Available records
▬▬▬

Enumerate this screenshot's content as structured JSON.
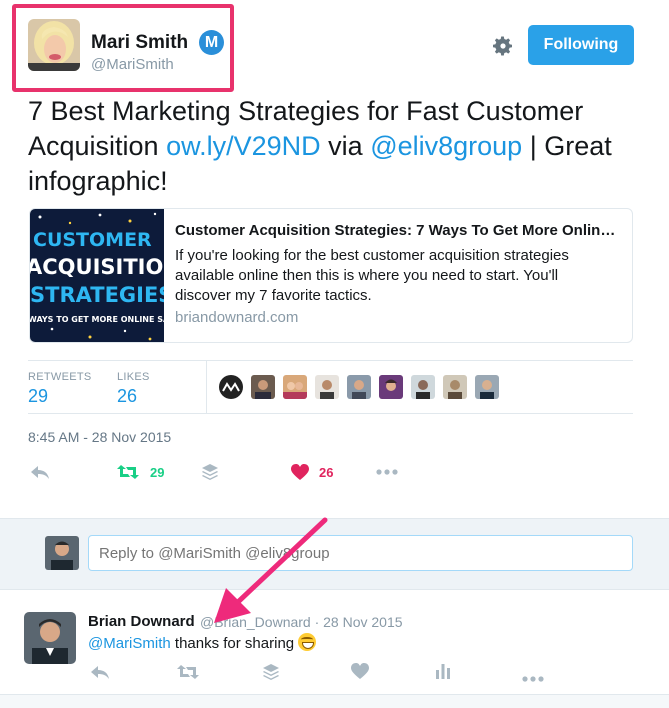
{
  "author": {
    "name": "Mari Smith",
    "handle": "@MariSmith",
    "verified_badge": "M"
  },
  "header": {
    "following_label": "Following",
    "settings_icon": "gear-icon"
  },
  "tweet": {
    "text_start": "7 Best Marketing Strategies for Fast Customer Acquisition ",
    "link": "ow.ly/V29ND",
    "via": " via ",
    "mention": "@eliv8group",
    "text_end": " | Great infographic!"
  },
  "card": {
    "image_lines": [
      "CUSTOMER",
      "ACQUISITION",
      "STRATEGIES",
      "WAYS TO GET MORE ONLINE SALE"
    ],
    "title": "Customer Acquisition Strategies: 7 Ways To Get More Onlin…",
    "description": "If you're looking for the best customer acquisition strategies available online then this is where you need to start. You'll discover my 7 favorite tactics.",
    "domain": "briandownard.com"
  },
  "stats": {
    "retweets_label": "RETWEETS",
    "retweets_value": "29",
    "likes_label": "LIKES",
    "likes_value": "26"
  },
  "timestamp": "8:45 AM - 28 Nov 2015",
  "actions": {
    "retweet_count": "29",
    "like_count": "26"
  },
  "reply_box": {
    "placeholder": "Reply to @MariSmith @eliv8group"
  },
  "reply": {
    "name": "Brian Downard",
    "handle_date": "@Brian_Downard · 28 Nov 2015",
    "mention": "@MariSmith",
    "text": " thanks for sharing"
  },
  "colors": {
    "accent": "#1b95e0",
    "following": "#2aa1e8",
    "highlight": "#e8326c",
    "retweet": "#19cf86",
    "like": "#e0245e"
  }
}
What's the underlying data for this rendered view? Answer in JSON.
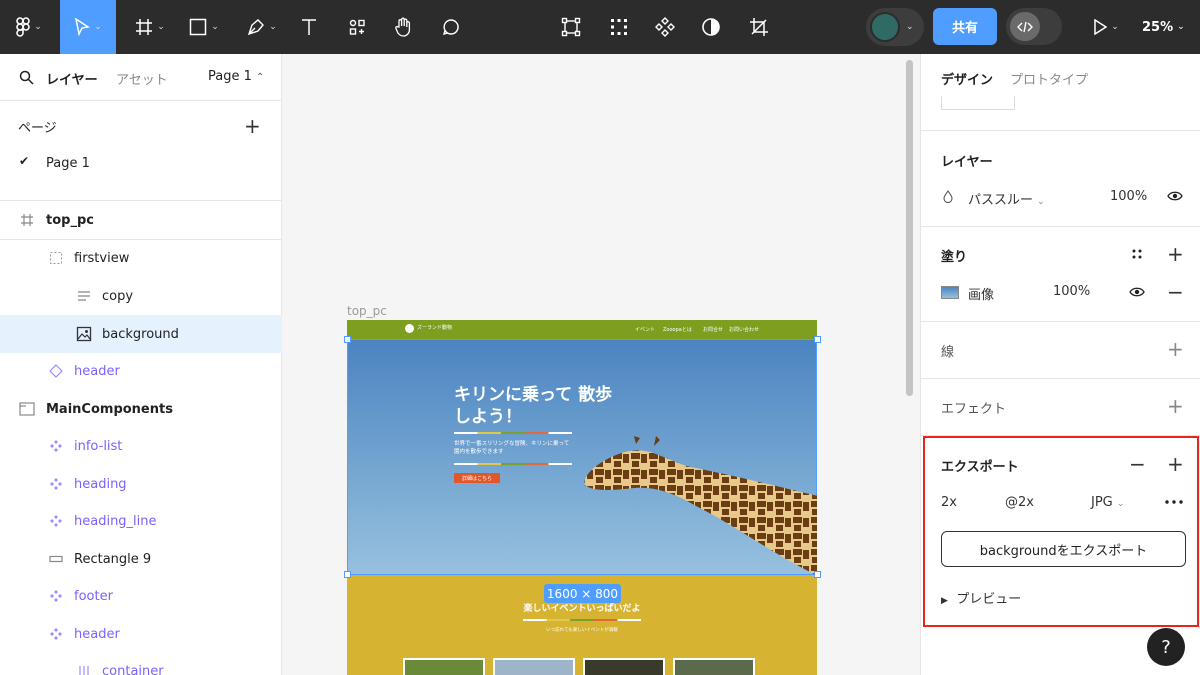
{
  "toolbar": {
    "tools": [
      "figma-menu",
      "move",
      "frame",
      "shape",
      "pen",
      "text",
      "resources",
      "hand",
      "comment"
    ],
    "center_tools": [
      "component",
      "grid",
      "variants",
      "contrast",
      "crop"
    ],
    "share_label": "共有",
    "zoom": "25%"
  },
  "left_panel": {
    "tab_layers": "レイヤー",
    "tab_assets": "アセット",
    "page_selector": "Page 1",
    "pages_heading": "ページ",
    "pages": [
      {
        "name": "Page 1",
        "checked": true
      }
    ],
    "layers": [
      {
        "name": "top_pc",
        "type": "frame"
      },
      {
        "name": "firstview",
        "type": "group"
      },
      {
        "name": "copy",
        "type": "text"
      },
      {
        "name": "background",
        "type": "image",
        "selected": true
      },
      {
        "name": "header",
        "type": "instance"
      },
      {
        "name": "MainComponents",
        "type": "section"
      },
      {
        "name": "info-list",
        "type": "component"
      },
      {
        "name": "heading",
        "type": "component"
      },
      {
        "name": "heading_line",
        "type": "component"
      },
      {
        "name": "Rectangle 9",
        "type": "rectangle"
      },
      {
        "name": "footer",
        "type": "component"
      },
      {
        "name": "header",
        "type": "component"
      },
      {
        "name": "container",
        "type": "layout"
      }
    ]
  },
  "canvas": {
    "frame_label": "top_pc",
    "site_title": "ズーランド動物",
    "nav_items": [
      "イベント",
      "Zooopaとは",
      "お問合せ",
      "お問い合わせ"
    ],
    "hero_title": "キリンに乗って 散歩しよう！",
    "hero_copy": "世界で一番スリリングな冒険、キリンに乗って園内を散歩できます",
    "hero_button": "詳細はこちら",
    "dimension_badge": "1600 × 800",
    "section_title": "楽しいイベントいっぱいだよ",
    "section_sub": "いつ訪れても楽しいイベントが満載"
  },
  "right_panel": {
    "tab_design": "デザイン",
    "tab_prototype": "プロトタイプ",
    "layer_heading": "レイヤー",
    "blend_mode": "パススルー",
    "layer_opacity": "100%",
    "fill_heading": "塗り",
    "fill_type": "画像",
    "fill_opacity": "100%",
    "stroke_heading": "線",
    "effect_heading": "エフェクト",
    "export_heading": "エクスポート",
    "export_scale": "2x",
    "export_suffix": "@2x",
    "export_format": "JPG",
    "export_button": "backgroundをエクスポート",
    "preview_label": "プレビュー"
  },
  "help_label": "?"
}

▬▬▬

What is being asked
Omit the pictures and restate the rest of the records verbatim.

Expected answer
Enumerate this screenshot's content as structured JSON.
{
  "author": {
    "name": "Mari Smith",
    "handle": "@MariSmith",
    "verified_badge": "M"
  },
  "header": {
    "following_label": "Following",
    "settings_icon": "gear-icon"
  },
  "tweet": {
    "text_start": "7 Best Marketing Strategies for Fast Customer Acquisition ",
    "link": "ow.ly/V29ND",
    "via": " via ",
    "mention": "@eliv8group",
    "text_end": " | Great infographic!"
  },
  "card": {
    "image_lines": [
      "CUSTOMER",
      "ACQUISITION",
      "STRATEGIES",
      "WAYS TO GET MORE ONLINE SALE"
    ],
    "title": "Customer Acquisition Strategies: 7 Ways To Get More Onlin…",
    "description": "If you're looking for the best customer acquisition strategies available online then this is where you need to start. You'll discover my 7 favorite tactics.",
    "domain": "briandownard.com"
  },
  "stats": {
    "retweets_label": "RETWEETS",
    "retweets_value": "29",
    "likes_label": "LIKES",
    "likes_value": "26"
  },
  "timestamp": "8:45 AM - 28 Nov 2015",
  "actions": {
    "retweet_count": "29",
    "like_count": "26"
  },
  "reply_box": {
    "placeholder": "Reply to @MariSmith @eliv8group"
  },
  "reply": {
    "name": "Brian Downard",
    "handle_date": "@Brian_Downard · 28 Nov 2015",
    "mention": "@MariSmith",
    "text": " thanks for sharing"
  },
  "colors": {
    "accent": "#1b95e0",
    "following": "#2aa1e8",
    "highlight": "#e8326c",
    "retweet": "#19cf86",
    "like": "#e0245e"
  }
}
What's the underlying data for this rendered view? Answer in JSON.
{
  "toolbar": {
    "tools": [
      "figma-menu",
      "move",
      "frame",
      "shape",
      "pen",
      "text",
      "resources",
      "hand",
      "comment"
    ],
    "center_tools": [
      "component",
      "grid",
      "variants",
      "contrast",
      "crop"
    ],
    "share_label": "共有",
    "zoom": "25%"
  },
  "left_panel": {
    "tab_layers": "レイヤー",
    "tab_assets": "アセット",
    "page_selector": "Page 1",
    "pages_heading": "ページ",
    "pages": [
      {
        "name": "Page 1",
        "checked": true
      }
    ],
    "layers": [
      {
        "name": "top_pc",
        "type": "frame"
      },
      {
        "name": "firstview",
        "type": "group"
      },
      {
        "name": "copy",
        "type": "text"
      },
      {
        "name": "background",
        "type": "image",
        "selected": true
      },
      {
        "name": "header",
        "type": "instance"
      },
      {
        "name": "MainComponents",
        "type": "section"
      },
      {
        "name": "info-list",
        "type": "component"
      },
      {
        "name": "heading",
        "type": "component"
      },
      {
        "name": "heading_line",
        "type": "component"
      },
      {
        "name": "Rectangle 9",
        "type": "rectangle"
      },
      {
        "name": "footer",
        "type": "component"
      },
      {
        "name": "header",
        "type": "component"
      },
      {
        "name": "container",
        "type": "layout"
      }
    ]
  },
  "canvas": {
    "frame_label": "top_pc",
    "site_title": "ズーランド動物",
    "nav_items": [
      "イベント",
      "Zooopaとは",
      "お問合せ",
      "お問い合わせ"
    ],
    "hero_title": "キリンに乗って 散歩しよう！",
    "hero_copy": "世界で一番スリリングな冒険、キリンに乗って園内を散歩できます",
    "hero_button": "詳細はこちら",
    "dimension_badge": "1600 × 800",
    "section_title": "楽しいイベントいっぱいだよ",
    "section_sub": "いつ訪れても楽しいイベントが満載"
  },
  "right_panel": {
    "tab_design": "デザイン",
    "tab_prototype": "プロトタイプ",
    "layer_heading": "レイヤー",
    "blend_mode": "パススルー",
    "layer_opacity": "100%",
    "fill_heading": "塗り",
    "fill_type": "画像",
    "fill_opacity": "100%",
    "stroke_heading": "線",
    "effect_heading": "エフェクト",
    "export_heading": "エクスポート",
    "export_scale": "2x",
    "export_suffix": "@2x",
    "export_format": "JPG",
    "export_button": "backgroundをエクスポート",
    "preview_label": "プレビュー"
  },
  "help_label": "?"
}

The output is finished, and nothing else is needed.